Directions for this task: What is the count of lines that hold the word "Магомаев"? Give only the number.

Given information:
----------
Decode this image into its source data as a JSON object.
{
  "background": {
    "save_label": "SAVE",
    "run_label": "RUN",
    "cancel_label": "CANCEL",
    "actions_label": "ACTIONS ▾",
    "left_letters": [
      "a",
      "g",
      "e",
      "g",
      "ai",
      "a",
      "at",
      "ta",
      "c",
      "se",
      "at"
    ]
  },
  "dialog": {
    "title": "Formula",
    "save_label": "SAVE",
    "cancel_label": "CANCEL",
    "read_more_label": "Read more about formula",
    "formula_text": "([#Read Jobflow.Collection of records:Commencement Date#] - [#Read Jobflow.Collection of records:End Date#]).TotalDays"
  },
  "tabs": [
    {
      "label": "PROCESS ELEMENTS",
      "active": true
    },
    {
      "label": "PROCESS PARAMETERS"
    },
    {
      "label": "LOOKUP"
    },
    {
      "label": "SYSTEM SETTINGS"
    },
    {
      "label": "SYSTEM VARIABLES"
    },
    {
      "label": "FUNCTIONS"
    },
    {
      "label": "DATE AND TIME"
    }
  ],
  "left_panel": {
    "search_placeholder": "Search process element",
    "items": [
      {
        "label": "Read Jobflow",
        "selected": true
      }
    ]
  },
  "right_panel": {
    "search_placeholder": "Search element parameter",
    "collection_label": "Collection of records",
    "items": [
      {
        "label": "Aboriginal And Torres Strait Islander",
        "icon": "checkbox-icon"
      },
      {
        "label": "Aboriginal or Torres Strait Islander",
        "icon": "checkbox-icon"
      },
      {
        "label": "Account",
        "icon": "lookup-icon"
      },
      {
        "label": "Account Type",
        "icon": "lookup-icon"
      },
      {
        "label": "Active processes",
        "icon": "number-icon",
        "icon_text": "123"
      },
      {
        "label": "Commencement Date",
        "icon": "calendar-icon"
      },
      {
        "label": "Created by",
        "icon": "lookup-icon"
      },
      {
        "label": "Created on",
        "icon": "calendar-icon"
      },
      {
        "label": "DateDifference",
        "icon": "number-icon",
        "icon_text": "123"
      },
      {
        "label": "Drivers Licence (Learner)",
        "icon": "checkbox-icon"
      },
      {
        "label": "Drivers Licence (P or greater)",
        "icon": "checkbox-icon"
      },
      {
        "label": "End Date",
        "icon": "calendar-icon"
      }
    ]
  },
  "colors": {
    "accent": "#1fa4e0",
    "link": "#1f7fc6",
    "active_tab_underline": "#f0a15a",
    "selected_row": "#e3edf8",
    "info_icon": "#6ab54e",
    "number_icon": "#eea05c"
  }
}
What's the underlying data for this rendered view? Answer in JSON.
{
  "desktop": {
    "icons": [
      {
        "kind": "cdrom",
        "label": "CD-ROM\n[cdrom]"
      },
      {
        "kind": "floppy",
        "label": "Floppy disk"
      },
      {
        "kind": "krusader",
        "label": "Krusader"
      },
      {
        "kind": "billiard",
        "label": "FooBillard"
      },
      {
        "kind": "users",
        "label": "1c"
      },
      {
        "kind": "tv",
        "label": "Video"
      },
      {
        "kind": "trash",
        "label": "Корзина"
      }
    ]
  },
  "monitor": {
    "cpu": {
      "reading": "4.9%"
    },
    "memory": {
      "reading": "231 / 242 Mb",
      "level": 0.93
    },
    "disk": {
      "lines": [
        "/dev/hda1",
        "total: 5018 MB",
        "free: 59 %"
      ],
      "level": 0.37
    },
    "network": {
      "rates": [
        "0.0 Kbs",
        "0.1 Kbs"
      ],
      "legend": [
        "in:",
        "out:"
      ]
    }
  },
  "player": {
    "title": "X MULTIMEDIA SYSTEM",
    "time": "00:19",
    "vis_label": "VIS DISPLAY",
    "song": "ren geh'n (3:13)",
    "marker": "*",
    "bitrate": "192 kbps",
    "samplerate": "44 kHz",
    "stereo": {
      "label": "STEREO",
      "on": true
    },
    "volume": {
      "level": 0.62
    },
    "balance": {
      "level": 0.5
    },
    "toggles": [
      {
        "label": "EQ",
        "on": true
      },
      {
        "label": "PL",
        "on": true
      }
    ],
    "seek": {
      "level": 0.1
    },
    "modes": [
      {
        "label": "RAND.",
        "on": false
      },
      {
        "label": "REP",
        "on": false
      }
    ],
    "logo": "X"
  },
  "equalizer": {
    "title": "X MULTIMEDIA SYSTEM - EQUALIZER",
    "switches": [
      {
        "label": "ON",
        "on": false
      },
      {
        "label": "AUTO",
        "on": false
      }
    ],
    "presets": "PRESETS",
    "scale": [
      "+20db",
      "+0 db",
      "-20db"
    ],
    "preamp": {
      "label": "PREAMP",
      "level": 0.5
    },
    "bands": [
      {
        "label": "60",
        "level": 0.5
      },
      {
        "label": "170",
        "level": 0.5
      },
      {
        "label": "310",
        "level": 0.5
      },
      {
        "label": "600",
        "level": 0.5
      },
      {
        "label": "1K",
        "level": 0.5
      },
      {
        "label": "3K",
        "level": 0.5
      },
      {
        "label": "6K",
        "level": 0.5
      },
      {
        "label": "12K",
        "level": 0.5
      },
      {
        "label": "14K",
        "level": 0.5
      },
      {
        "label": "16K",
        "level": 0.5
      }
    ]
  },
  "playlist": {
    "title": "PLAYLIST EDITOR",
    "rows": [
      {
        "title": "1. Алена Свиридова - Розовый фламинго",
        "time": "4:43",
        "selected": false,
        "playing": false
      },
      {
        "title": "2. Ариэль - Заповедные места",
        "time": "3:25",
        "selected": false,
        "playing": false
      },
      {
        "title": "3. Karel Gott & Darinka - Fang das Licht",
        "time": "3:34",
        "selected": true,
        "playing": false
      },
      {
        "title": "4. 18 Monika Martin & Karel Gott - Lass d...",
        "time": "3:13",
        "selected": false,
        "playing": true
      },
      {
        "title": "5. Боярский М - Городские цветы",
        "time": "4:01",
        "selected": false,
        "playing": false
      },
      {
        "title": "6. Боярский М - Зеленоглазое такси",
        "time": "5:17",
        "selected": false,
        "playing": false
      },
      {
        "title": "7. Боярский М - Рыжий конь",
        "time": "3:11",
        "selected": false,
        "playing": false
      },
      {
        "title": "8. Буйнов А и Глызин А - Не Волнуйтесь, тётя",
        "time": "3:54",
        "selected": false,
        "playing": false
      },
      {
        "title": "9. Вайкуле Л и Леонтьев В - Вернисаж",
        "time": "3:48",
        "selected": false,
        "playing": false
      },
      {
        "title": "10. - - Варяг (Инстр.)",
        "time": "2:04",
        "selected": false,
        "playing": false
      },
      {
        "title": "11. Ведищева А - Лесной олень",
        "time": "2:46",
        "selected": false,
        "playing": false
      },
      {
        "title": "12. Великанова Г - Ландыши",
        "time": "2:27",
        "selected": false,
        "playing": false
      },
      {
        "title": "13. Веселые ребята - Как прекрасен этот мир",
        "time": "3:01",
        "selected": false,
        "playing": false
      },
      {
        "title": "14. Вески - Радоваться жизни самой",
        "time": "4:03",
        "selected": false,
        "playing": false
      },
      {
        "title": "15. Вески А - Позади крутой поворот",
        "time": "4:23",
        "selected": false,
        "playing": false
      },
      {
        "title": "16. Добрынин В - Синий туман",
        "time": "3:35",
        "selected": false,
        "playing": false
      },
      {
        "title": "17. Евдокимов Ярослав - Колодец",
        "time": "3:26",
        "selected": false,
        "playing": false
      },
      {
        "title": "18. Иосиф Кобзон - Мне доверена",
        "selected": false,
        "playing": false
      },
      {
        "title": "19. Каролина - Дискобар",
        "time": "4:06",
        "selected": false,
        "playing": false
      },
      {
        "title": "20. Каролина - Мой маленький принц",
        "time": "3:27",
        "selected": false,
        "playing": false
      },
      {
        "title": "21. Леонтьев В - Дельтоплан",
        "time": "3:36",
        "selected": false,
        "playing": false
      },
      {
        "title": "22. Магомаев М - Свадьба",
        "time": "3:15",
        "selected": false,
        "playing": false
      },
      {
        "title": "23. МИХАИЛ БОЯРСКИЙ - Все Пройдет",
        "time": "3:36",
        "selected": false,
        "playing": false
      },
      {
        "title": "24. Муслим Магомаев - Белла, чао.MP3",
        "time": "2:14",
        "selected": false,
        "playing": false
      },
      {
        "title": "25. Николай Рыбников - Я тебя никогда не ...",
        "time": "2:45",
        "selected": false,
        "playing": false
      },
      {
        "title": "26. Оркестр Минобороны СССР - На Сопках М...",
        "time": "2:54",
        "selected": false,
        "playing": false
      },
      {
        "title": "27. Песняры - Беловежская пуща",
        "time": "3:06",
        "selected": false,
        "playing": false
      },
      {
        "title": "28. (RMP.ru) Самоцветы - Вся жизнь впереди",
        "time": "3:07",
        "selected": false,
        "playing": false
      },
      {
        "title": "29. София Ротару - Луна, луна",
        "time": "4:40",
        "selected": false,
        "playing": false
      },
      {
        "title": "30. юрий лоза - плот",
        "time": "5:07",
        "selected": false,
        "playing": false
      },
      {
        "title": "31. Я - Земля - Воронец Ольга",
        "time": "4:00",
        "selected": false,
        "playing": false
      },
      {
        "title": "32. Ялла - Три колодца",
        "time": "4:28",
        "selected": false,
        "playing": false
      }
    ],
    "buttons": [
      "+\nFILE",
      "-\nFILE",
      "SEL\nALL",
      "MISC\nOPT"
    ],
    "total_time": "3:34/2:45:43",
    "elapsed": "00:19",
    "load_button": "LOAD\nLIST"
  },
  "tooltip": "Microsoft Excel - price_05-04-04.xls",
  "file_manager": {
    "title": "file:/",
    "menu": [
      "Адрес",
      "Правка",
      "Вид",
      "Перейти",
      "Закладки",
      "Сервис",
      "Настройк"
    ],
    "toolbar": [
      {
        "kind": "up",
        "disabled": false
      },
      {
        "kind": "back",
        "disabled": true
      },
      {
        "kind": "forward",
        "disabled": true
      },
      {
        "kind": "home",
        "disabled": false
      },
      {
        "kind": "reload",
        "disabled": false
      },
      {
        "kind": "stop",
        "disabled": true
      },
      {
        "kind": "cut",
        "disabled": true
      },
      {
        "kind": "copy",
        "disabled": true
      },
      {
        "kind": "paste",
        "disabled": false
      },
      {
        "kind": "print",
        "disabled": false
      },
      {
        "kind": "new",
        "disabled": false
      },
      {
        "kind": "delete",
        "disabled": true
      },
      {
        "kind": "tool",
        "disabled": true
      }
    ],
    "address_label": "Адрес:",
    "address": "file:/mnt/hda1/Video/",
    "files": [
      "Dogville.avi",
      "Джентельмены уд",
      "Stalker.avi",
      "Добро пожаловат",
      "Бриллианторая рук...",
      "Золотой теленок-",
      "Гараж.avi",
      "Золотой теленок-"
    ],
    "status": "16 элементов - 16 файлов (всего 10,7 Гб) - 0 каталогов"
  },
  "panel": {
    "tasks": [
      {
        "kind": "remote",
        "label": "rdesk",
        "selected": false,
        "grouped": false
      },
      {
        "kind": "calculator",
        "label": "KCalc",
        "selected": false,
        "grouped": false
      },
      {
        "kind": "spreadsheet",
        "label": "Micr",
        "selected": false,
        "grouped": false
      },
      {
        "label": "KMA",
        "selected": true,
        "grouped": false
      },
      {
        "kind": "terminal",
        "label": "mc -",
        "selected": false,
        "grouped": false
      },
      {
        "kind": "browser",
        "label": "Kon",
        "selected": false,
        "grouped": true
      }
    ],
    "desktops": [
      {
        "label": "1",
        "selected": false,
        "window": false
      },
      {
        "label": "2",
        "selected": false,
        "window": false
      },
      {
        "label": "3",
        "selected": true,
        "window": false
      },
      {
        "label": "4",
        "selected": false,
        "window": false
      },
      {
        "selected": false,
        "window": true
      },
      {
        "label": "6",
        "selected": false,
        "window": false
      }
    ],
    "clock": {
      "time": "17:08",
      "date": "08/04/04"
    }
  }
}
----------
Response below: 2